#### Prompt:
Send back all the data below, exactly as given.

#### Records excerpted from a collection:
+ + + + +
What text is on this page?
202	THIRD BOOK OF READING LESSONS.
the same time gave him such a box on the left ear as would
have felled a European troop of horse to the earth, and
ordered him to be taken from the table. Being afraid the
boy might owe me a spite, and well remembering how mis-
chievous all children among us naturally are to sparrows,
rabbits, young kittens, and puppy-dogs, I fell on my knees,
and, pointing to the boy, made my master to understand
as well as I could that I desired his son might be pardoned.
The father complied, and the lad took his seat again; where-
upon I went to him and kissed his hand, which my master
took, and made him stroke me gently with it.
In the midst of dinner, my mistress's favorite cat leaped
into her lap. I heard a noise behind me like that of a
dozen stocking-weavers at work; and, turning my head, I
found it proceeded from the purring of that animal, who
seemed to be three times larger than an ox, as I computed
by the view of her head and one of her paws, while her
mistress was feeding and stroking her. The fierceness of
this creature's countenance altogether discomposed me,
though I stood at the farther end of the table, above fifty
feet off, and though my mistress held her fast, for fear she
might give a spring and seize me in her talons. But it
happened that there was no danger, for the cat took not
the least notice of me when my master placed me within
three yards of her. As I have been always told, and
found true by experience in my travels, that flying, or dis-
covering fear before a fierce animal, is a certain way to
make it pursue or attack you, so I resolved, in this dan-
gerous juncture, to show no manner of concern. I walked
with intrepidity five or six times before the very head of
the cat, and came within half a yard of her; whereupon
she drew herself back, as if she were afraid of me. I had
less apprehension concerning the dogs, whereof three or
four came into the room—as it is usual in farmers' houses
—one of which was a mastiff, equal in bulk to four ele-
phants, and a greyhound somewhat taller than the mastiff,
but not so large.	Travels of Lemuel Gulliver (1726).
+ + + + +
#### Task response:
What text is on this page?
202	THIRD BOOK OF READING LESSONS.
the same time gave him such a box on the left ear as would
have felled a European troop of horse to the earth, and
ordered him to be taken from the table. Being afraid the
boy might owe me a spite, and well remembering how mis-
chievous all children among us naturally are to sparrows,
rabbits, young kittens, and puppy-dogs, I fell on my knees,
and, pointing to the boy, made my master to understand
as well as I could that I desired his son might be pardoned.
The father complied, and the lad took his seat again; where-
upon I went to him and kissed his hand, which my master
took, and made him stroke me gently with it.
In the midst of dinner, my mistress's favorite cat leaped
into her lap. I heard a noise behind me like that of a
dozen stocking-weavers at work; and, turning my head, I
found it proceeded from the purring of that animal, who
seemed to be three times larger than an ox, as I computed
by the view of her head and one of her paws, while her
mistress was feeding and stroking her. The fierceness of
this creature's countenance altogether discomposed me,
though I stood at the farther end of the table, above fifty
feet off, and though my mistress held her fast, for fear she
might give a spring and seize me in her talons. But it
happened that there was no danger, for the cat took not
the least notice of me when my master placed me within
three yards of her. As I have been always told, and
found true by experience in my travels, that flying, or dis-
covering fear before a fierce animal, is a certain way to
make it pursue or attack you, so I resolved, in this dan-
gerous juncture, to show no manner of concern. I walked
with intrepidity five or six times before the very head of
the cat, and came within half a yard of her; whereupon
she drew herself back, as if she were afraid of me. I had
less apprehension concerning the dogs, whereof three or
four came into the room—as it is usual in farmers' houses
—one of which was a mastiff, equal in bulk to four ele-
phants, and a greyhound somewhat taller than the mastiff,
but not so large.	Travels of Lemuel Gulliver (1726).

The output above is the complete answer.